- [EXERCISE REQUIREMENTS]:
What is the number of lines in these entries that contain "swatch"? State it alone.

● ● ● ● ●

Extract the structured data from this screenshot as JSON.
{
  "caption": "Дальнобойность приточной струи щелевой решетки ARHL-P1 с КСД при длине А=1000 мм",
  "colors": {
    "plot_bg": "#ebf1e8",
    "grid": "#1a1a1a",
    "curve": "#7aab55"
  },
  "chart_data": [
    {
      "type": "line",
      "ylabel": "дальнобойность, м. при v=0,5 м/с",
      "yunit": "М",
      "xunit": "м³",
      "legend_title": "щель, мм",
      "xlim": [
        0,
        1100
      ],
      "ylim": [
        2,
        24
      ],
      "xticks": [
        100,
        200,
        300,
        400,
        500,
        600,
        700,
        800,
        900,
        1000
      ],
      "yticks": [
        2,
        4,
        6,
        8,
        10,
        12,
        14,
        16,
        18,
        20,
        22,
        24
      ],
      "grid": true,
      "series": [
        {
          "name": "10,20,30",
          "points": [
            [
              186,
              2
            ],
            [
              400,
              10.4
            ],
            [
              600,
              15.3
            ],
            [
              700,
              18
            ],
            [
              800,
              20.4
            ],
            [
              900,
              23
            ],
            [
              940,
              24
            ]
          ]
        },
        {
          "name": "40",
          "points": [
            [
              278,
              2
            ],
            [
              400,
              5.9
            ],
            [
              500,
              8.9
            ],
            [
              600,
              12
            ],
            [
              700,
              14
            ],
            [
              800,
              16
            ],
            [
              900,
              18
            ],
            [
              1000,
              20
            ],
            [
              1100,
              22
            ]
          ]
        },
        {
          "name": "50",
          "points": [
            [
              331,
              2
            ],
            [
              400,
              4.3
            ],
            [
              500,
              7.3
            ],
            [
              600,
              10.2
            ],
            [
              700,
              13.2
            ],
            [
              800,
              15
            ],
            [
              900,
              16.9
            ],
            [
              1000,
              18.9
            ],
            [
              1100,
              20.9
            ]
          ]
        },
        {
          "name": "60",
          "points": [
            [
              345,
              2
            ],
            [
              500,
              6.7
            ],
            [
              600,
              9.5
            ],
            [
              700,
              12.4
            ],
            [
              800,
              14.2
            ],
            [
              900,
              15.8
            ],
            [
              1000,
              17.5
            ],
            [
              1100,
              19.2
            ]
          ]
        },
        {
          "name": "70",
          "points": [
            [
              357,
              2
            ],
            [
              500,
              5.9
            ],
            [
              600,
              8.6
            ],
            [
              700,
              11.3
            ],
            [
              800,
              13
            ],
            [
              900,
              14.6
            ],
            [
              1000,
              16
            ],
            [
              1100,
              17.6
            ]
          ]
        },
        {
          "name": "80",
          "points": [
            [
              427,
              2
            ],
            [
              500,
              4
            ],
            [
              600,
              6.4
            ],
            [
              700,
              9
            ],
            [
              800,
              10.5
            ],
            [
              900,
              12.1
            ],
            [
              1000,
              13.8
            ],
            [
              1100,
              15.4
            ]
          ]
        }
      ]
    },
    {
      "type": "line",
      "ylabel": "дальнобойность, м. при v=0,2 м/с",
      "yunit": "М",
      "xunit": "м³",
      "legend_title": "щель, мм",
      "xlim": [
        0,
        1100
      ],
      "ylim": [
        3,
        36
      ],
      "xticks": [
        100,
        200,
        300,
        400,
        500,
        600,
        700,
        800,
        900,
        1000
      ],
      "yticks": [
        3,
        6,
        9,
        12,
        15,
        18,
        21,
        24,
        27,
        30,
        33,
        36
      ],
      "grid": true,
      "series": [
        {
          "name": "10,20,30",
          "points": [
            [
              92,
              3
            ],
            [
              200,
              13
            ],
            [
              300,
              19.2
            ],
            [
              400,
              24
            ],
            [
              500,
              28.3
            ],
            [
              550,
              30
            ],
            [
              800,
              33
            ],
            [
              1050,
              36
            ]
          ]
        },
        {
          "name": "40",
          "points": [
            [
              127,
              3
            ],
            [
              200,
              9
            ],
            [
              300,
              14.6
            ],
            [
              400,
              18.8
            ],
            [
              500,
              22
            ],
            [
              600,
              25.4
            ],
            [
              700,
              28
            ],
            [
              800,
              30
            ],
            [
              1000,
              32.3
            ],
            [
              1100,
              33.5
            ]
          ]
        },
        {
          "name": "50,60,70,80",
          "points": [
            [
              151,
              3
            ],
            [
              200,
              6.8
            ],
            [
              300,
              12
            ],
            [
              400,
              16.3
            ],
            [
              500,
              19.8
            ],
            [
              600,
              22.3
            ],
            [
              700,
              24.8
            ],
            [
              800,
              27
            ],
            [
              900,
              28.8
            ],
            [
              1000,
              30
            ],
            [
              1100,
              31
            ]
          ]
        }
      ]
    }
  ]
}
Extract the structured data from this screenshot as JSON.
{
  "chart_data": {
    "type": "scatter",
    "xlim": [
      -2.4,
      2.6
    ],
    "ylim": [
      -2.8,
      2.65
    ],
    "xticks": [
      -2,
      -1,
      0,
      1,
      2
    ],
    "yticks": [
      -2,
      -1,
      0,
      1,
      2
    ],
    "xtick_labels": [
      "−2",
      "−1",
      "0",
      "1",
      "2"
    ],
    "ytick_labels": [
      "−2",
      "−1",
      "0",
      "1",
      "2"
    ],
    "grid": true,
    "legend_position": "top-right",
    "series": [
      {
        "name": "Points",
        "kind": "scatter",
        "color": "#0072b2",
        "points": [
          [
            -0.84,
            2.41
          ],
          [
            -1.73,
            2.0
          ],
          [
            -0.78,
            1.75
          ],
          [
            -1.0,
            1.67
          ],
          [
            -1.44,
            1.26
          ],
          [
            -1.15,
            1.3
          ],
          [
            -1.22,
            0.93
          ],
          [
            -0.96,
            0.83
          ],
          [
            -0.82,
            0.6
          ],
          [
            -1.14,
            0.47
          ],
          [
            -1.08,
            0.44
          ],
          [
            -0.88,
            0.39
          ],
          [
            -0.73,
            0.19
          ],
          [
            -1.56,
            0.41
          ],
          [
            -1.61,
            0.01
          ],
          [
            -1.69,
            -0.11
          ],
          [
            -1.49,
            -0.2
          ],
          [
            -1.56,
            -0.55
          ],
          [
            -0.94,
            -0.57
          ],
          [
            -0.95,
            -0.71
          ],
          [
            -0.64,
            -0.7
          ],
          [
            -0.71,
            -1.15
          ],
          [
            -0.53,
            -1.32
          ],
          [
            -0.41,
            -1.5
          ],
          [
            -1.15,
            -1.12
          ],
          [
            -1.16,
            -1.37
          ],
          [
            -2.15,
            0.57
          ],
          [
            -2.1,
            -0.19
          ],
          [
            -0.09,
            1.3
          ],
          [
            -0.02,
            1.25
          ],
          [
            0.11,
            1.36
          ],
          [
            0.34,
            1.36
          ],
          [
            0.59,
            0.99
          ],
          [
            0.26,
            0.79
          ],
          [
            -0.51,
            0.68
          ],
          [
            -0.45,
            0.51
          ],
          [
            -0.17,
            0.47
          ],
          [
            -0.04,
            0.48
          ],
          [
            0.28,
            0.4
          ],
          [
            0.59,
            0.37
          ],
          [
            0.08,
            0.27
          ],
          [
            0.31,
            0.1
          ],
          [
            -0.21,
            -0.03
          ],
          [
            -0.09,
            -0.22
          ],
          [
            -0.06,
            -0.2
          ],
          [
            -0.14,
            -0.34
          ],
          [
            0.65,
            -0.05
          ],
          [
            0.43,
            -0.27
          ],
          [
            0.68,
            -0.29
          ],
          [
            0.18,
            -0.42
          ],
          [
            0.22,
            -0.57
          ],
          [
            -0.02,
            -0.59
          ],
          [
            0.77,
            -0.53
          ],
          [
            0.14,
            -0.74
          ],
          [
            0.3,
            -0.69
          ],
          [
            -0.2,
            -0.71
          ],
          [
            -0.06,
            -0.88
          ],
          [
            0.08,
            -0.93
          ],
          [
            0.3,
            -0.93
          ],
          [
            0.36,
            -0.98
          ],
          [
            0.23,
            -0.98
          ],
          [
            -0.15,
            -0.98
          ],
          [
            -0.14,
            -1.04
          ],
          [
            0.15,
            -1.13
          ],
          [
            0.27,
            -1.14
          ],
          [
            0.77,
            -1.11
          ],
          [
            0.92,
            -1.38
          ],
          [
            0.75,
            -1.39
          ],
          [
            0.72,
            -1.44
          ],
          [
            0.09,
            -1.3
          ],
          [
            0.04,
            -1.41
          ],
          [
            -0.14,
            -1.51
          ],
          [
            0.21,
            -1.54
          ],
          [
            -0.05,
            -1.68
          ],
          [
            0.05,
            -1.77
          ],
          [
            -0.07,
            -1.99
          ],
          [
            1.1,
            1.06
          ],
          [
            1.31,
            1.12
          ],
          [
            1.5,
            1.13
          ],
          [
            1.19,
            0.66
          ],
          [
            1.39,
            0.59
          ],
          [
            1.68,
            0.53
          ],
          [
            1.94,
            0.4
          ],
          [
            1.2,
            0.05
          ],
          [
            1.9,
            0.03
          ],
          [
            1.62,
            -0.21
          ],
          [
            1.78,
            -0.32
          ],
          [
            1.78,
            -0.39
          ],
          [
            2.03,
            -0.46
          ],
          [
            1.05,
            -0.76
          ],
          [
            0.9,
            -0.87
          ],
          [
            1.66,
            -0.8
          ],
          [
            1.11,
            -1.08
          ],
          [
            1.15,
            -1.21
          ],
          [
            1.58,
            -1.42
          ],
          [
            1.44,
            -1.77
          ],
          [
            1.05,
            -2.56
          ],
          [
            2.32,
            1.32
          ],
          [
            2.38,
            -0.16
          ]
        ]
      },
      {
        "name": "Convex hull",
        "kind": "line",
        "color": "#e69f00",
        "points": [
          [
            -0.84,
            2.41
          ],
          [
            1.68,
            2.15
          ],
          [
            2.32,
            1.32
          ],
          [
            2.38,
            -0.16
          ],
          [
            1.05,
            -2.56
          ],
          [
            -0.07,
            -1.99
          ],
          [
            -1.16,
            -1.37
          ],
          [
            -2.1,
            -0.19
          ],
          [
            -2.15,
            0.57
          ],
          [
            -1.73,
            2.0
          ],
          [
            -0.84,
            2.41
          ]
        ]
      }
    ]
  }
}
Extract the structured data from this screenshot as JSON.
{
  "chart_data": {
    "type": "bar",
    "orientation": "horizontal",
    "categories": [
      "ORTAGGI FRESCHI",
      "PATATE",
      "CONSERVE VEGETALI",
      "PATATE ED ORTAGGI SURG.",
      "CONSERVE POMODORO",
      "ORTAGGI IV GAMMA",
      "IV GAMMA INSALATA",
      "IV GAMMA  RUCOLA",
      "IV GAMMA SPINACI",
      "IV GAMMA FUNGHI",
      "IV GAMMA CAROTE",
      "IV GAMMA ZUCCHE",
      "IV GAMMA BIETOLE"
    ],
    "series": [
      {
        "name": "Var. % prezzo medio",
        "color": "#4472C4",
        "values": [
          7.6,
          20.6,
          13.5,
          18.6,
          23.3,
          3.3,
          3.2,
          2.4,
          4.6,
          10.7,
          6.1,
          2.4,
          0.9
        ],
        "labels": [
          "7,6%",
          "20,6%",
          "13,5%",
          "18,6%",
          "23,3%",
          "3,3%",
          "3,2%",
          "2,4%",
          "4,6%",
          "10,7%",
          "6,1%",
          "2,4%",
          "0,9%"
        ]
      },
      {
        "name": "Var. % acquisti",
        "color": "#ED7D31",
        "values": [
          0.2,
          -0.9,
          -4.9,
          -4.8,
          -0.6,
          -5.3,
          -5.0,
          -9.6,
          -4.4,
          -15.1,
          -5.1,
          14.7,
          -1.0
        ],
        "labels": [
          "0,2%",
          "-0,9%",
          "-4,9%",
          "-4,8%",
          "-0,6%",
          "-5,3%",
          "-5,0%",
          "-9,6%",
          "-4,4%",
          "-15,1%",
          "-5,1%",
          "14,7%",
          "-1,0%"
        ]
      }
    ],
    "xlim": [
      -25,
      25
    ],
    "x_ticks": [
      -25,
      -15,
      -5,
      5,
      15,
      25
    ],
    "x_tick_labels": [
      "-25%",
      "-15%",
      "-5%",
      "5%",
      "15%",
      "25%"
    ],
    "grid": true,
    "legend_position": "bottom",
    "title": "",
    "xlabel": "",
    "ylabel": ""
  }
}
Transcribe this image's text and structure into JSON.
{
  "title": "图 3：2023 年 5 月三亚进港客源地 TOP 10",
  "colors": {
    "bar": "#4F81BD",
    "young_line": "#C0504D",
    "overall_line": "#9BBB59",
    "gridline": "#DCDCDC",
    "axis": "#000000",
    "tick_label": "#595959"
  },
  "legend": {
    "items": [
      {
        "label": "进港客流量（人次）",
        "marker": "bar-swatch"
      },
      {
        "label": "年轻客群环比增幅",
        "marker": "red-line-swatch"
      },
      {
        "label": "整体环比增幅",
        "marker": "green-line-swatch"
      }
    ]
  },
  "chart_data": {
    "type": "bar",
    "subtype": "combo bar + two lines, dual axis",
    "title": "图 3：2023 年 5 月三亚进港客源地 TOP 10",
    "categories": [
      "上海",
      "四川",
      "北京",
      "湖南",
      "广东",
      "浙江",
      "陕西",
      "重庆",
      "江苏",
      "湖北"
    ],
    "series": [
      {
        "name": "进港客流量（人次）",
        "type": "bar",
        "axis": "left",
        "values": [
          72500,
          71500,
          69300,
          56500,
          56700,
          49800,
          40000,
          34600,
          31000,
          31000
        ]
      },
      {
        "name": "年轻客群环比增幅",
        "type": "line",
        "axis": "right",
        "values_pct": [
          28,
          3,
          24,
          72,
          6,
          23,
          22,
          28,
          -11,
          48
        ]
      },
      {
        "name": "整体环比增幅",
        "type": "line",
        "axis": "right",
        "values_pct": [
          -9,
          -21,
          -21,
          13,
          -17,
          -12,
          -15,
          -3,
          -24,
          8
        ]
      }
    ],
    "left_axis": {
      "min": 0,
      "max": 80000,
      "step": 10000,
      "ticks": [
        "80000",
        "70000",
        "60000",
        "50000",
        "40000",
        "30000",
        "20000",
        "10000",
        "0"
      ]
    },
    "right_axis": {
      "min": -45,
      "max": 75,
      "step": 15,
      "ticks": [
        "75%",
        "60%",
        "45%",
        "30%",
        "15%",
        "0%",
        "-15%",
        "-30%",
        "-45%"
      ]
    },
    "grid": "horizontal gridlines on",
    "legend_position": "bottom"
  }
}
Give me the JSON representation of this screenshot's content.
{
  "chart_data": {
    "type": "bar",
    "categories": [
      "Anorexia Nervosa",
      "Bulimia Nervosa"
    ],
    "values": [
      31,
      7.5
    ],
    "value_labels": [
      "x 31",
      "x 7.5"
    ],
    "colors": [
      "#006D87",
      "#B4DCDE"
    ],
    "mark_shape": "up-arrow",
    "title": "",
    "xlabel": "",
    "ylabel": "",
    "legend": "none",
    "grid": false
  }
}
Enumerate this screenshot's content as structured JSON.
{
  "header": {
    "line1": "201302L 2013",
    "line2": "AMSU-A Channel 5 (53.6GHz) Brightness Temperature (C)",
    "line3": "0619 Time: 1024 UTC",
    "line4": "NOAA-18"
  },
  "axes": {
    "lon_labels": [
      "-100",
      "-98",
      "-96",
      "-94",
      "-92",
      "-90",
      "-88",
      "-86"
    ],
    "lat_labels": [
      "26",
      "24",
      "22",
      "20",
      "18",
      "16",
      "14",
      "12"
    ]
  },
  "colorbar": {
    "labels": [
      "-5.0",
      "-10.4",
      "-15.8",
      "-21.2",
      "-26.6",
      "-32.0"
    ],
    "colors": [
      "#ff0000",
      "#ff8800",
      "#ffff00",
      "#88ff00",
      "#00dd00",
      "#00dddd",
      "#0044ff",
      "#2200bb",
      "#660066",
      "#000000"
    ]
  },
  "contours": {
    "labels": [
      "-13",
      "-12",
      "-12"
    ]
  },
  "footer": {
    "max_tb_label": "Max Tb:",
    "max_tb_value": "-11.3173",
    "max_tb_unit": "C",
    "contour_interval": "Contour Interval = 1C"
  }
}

● ● ● ● ●

- [RESULT BELOW]:
3